■ Stated goal:
Identify and reproduce every line holding the string "this".
────────────────────────────────────────
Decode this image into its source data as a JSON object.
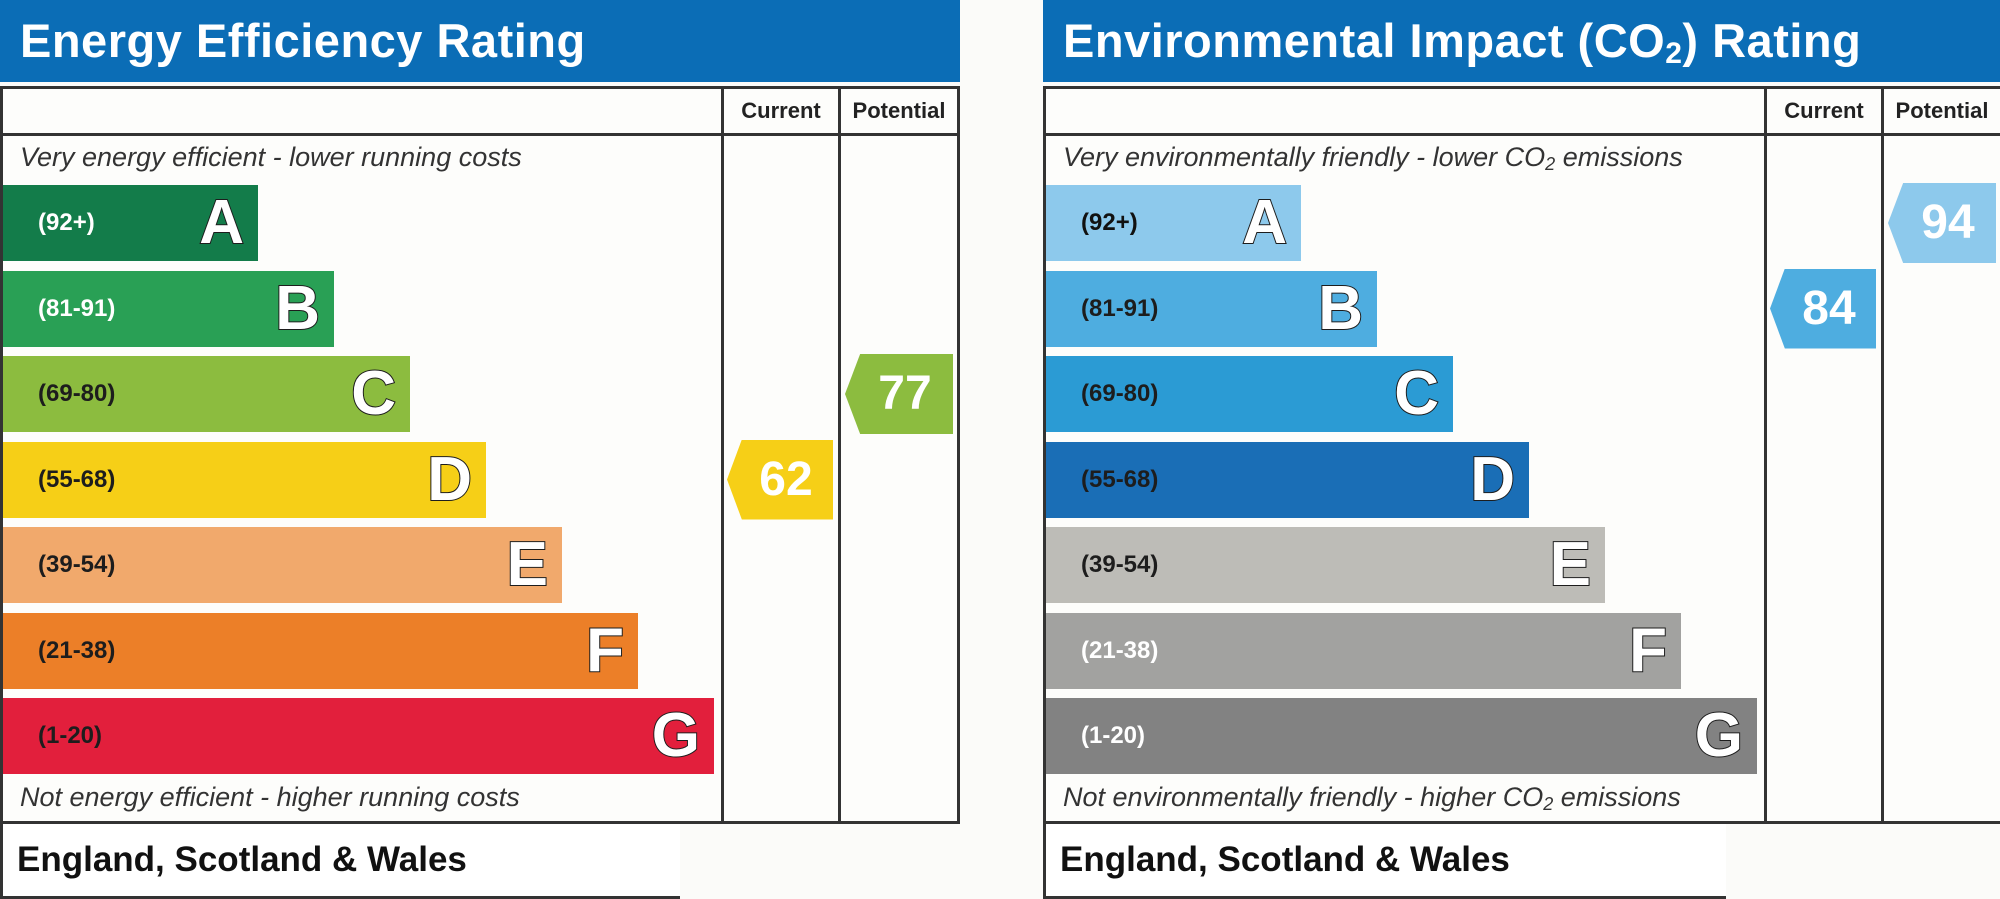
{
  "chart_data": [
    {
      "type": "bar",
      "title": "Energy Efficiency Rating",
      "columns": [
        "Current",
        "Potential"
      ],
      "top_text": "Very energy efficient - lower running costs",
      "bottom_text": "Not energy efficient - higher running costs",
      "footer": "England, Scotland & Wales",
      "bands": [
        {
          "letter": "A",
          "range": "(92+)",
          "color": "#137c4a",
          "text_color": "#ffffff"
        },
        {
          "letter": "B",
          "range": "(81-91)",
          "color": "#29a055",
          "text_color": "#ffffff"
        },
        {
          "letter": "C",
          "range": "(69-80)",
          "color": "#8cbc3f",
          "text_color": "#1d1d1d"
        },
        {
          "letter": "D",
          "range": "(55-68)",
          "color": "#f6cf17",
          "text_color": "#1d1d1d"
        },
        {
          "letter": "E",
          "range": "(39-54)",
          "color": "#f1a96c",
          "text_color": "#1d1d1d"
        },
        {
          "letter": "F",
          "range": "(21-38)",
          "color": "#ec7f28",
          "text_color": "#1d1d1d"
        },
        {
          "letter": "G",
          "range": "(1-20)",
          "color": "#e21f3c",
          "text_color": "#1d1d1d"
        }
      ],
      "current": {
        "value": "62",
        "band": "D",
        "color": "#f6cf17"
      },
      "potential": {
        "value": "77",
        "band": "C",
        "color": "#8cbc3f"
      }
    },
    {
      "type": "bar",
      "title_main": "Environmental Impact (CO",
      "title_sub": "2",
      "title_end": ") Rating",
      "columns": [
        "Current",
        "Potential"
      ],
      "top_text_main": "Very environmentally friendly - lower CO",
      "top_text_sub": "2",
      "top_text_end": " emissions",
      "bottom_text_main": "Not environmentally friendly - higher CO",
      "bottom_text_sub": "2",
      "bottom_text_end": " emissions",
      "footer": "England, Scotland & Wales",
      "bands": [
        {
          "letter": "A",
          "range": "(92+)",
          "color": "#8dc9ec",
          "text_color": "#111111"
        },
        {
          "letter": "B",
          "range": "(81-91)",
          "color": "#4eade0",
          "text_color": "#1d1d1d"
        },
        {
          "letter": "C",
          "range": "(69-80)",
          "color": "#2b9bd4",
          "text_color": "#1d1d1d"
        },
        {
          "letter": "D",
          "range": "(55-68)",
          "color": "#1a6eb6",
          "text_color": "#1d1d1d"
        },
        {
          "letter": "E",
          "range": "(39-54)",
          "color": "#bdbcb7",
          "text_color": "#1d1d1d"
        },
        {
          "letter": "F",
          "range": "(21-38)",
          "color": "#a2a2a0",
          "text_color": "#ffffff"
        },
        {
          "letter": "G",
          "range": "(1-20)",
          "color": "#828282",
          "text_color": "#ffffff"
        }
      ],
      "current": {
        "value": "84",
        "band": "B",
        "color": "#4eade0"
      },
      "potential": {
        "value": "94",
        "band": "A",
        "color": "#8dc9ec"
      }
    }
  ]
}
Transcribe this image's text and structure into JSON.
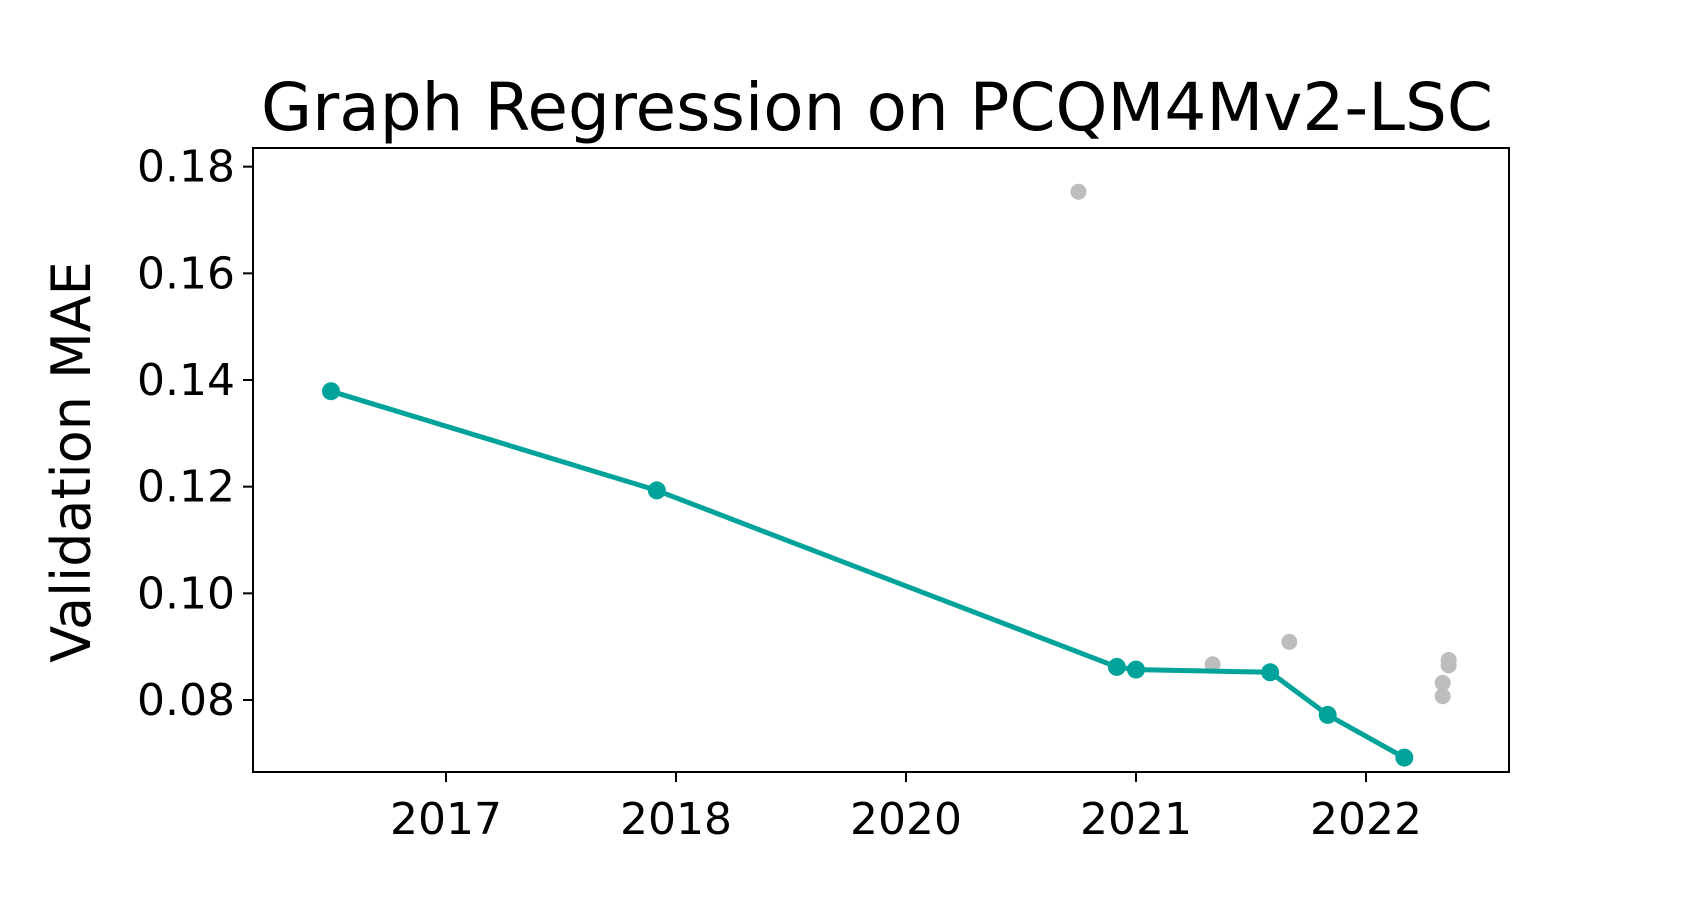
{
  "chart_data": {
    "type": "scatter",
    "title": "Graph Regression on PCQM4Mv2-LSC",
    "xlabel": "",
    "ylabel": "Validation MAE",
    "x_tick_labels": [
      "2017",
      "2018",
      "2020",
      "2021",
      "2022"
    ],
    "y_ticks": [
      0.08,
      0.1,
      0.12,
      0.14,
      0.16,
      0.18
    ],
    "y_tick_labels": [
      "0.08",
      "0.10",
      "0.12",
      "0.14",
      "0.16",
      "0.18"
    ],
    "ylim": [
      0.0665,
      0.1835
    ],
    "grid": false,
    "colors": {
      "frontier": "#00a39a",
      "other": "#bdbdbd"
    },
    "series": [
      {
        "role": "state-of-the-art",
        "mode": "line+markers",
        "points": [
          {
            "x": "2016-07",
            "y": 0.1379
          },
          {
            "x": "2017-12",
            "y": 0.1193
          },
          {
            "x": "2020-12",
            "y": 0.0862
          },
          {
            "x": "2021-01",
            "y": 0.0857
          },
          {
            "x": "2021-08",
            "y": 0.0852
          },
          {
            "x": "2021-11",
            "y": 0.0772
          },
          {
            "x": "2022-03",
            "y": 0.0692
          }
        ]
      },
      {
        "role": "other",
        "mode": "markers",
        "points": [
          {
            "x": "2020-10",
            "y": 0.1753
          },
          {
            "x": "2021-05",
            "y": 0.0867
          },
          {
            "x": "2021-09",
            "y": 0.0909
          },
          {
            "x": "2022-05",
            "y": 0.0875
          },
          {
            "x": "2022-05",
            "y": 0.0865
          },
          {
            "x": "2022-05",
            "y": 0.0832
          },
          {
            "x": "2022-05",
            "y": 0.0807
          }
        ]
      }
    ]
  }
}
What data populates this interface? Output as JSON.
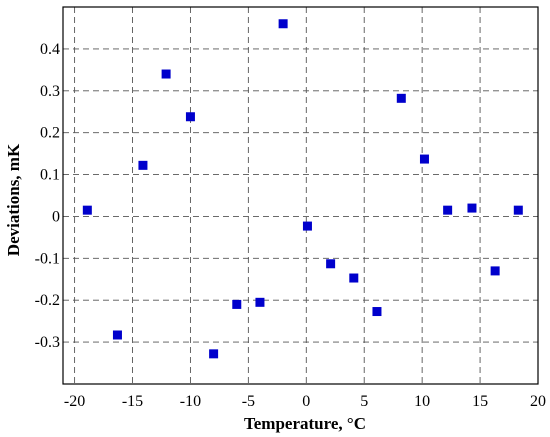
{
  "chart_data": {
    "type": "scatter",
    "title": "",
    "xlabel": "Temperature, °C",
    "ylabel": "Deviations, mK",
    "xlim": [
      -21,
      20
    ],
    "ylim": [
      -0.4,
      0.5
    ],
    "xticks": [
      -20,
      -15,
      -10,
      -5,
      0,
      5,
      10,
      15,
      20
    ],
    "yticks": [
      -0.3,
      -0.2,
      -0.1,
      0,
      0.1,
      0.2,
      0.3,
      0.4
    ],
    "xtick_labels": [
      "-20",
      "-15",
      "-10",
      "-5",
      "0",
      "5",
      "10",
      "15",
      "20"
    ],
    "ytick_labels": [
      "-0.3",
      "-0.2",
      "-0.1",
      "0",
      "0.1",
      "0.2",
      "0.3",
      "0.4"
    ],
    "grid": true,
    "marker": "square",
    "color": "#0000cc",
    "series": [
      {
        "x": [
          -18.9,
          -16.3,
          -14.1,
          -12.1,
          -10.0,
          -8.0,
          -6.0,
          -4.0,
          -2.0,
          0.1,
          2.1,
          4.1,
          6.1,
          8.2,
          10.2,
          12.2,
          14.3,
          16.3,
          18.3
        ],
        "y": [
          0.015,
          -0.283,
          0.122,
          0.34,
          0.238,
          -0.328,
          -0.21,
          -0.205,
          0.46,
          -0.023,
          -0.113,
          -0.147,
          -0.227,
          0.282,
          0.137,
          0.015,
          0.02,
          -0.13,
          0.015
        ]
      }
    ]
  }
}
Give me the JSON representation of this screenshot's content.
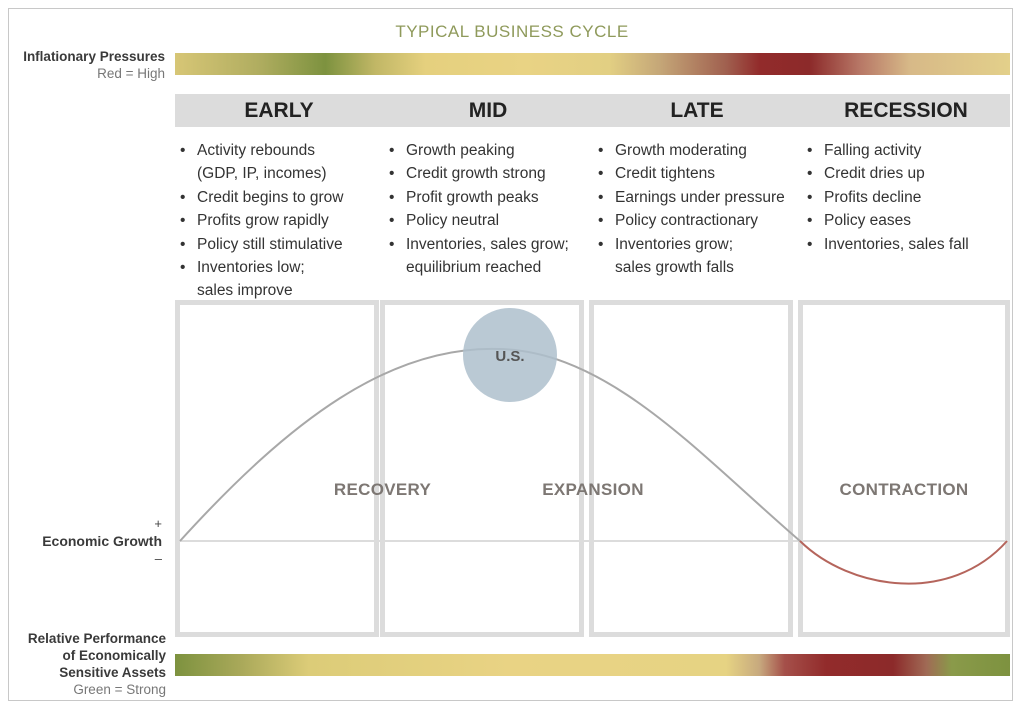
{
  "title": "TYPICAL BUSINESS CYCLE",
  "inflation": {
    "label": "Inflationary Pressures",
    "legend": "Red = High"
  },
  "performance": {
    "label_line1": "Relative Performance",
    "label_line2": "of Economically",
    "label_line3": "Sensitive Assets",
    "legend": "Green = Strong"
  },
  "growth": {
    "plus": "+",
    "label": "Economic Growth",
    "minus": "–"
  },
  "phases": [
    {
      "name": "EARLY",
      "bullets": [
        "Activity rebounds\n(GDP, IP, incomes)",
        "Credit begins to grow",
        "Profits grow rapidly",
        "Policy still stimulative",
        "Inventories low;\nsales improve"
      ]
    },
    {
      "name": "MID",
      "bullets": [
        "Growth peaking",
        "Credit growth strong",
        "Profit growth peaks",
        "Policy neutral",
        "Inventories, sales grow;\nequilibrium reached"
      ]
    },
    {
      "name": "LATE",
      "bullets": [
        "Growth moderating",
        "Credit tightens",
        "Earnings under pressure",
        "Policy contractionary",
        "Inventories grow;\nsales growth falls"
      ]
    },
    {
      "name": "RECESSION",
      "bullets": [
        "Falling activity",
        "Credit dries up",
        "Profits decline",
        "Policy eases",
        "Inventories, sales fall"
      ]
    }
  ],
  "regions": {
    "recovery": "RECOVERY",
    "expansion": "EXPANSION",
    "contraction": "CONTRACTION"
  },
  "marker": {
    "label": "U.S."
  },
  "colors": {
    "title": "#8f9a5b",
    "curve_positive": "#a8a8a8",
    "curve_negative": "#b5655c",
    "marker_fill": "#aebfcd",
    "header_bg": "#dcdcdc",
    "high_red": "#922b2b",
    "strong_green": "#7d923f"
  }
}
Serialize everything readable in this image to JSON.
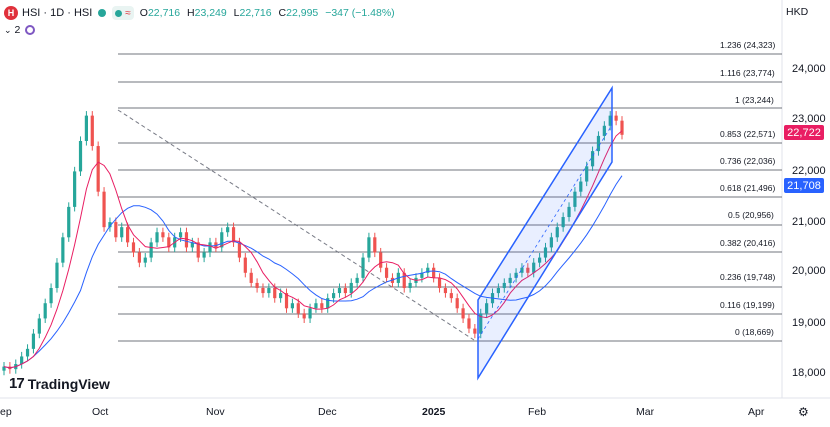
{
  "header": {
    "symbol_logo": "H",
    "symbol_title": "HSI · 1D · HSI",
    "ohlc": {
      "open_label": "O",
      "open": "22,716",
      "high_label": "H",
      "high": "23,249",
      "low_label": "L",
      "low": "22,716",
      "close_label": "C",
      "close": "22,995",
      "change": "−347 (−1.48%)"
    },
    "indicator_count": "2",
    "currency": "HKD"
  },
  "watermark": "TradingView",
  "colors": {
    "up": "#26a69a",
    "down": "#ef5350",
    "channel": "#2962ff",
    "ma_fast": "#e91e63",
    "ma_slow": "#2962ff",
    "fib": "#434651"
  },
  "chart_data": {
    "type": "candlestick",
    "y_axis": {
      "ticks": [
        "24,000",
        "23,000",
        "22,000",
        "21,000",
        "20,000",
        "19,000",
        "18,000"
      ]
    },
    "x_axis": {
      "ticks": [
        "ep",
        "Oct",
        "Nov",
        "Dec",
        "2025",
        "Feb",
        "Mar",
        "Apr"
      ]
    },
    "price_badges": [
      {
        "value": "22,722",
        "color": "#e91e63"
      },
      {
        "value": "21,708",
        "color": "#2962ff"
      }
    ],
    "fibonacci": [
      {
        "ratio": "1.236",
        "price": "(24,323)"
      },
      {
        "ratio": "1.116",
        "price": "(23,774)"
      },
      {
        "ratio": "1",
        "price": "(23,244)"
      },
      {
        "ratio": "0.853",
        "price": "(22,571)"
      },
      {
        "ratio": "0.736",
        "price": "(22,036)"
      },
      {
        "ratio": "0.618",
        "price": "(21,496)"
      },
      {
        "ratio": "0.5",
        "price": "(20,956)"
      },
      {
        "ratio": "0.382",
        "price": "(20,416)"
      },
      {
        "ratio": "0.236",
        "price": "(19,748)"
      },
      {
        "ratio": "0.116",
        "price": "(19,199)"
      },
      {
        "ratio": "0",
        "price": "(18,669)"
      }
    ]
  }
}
────────────────────────────────────────
■ Output of the exercise:
Decode this image into its source data as a JSON object.
Transcribe this image's text and structure into JSON.
What data populates this interface? Output as JSON.
Give me the JSON representation of this screenshot's content.
Serialize everything readable in this image to JSON.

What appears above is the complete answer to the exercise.